▶ _Exercise instructions_
Omit the pictures, please, and give each record below again exactly.

— Start of Supplied information —

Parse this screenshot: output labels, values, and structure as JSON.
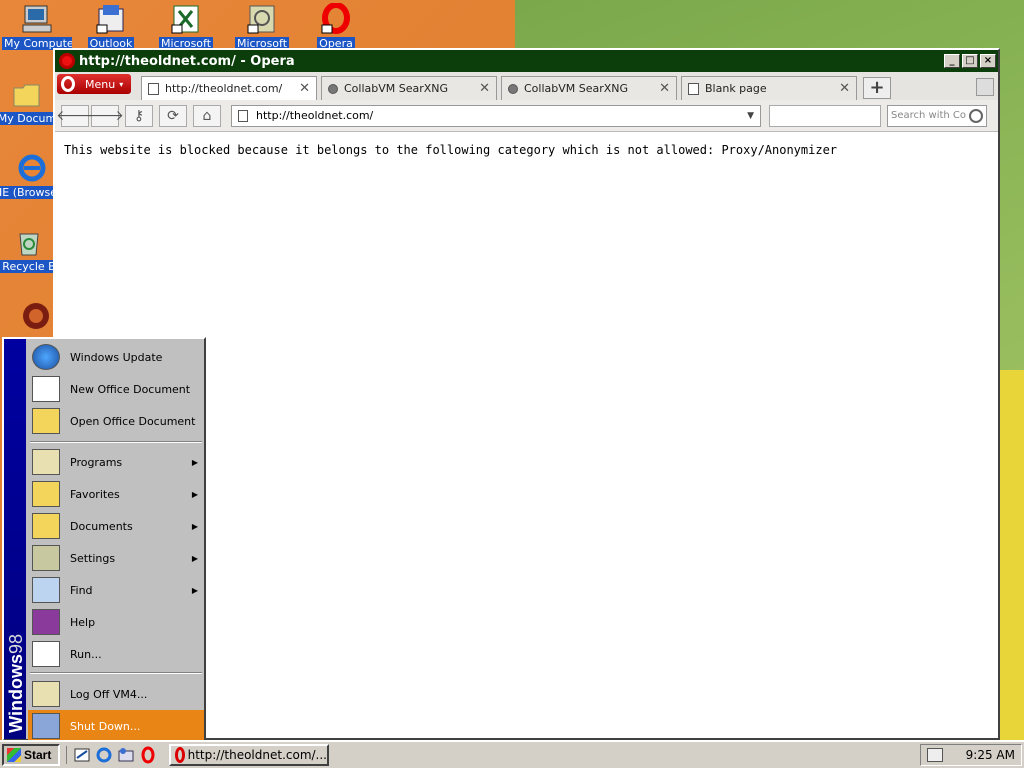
{
  "desktop": {
    "icons": [
      {
        "label": "My Computer",
        "icon": "computer-icon"
      },
      {
        "label": "Outlook",
        "icon": "outlook-icon"
      },
      {
        "label": "Microsoft",
        "icon": "excel-icon"
      },
      {
        "label": "Microsoft",
        "icon": "project-icon"
      },
      {
        "label": "Opera",
        "icon": "opera-icon"
      },
      {
        "label": "My Docum",
        "icon": "folder-icon"
      },
      {
        "label": "IE (Browserv",
        "icon": "ie-icon"
      },
      {
        "label": "Recycle B",
        "icon": "recycle-bin-icon"
      }
    ]
  },
  "window": {
    "title": "http://theoldnet.com/ - Opera",
    "menu_label": "Menu",
    "tabs": [
      {
        "label": "http://theoldnet.com/",
        "active": true
      },
      {
        "label": "CollabVM SearXNG",
        "active": false
      },
      {
        "label": "CollabVM SearXNG",
        "active": false
      },
      {
        "label": "Blank page",
        "active": false
      }
    ],
    "address": "http://theoldnet.com/",
    "search_placeholder": "Search with Co",
    "page_message": "This website is blocked because it belongs to the following category which is not allowed: Proxy/Anonymizer"
  },
  "start_menu": {
    "brand_windows": "Windows",
    "brand_98": "98",
    "items": [
      {
        "label": "Windows Update",
        "submenu": false,
        "icon": "windows-update-icon"
      },
      {
        "label": "New Office Document",
        "submenu": false,
        "icon": "new-office-doc-icon"
      },
      {
        "label": "Open Office Document",
        "submenu": false,
        "icon": "open-office-doc-icon"
      },
      {
        "label": "Programs",
        "submenu": true,
        "icon": "programs-icon"
      },
      {
        "label": "Favorites",
        "submenu": true,
        "icon": "favorites-icon"
      },
      {
        "label": "Documents",
        "submenu": true,
        "icon": "documents-icon"
      },
      {
        "label": "Settings",
        "submenu": true,
        "icon": "settings-icon"
      },
      {
        "label": "Find",
        "submenu": true,
        "icon": "find-icon"
      },
      {
        "label": "Help",
        "submenu": false,
        "icon": "help-icon"
      },
      {
        "label": "Run...",
        "submenu": false,
        "icon": "run-icon"
      },
      {
        "label": "Log Off VM4...",
        "submenu": false,
        "icon": "log-off-icon"
      },
      {
        "label": "Shut Down...",
        "submenu": false,
        "icon": "shut-down-icon",
        "selected": true
      }
    ]
  },
  "taskbar": {
    "start_label": "Start",
    "task_label": "http://theoldnet.com/...",
    "clock": "9:25 AM"
  },
  "colors": {
    "selection": "#e98515",
    "start_menu_side": "#000080"
  }
}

— End of Supplied information —

▶ _Result of the task_
Parse this screenshot: output labels, values, and structure as JSON.
{
  "desktop": {
    "icons": [
      {
        "label": "My Computer",
        "icon": "computer-icon"
      },
      {
        "label": "Outlook",
        "icon": "outlook-icon"
      },
      {
        "label": "Microsoft",
        "icon": "excel-icon"
      },
      {
        "label": "Microsoft",
        "icon": "project-icon"
      },
      {
        "label": "Opera",
        "icon": "opera-icon"
      },
      {
        "label": "My Docum",
        "icon": "folder-icon"
      },
      {
        "label": "IE (Browserv",
        "icon": "ie-icon"
      },
      {
        "label": "Recycle B",
        "icon": "recycle-bin-icon"
      }
    ]
  },
  "window": {
    "title": "http://theoldnet.com/ - Opera",
    "menu_label": "Menu",
    "tabs": [
      {
        "label": "http://theoldnet.com/",
        "active": true
      },
      {
        "label": "CollabVM SearXNG",
        "active": false
      },
      {
        "label": "CollabVM SearXNG",
        "active": false
      },
      {
        "label": "Blank page",
        "active": false
      }
    ],
    "address": "http://theoldnet.com/",
    "search_placeholder": "Search with Co",
    "page_message": "This website is blocked because it belongs to the following category which is not allowed: Proxy/Anonymizer"
  },
  "start_menu": {
    "brand_windows": "Windows",
    "brand_98": "98",
    "items": [
      {
        "label": "Windows Update",
        "submenu": false,
        "icon": "windows-update-icon"
      },
      {
        "label": "New Office Document",
        "submenu": false,
        "icon": "new-office-doc-icon"
      },
      {
        "label": "Open Office Document",
        "submenu": false,
        "icon": "open-office-doc-icon"
      },
      {
        "label": "Programs",
        "submenu": true,
        "icon": "programs-icon"
      },
      {
        "label": "Favorites",
        "submenu": true,
        "icon": "favorites-icon"
      },
      {
        "label": "Documents",
        "submenu": true,
        "icon": "documents-icon"
      },
      {
        "label": "Settings",
        "submenu": true,
        "icon": "settings-icon"
      },
      {
        "label": "Find",
        "submenu": true,
        "icon": "find-icon"
      },
      {
        "label": "Help",
        "submenu": false,
        "icon": "help-icon"
      },
      {
        "label": "Run...",
        "submenu": false,
        "icon": "run-icon"
      },
      {
        "label": "Log Off VM4...",
        "submenu": false,
        "icon": "log-off-icon"
      },
      {
        "label": "Shut Down...",
        "submenu": false,
        "icon": "shut-down-icon",
        "selected": true
      }
    ]
  },
  "taskbar": {
    "start_label": "Start",
    "task_label": "http://theoldnet.com/...",
    "clock": "9:25 AM"
  },
  "colors": {
    "selection": "#e98515",
    "start_menu_side": "#000080"
  }
}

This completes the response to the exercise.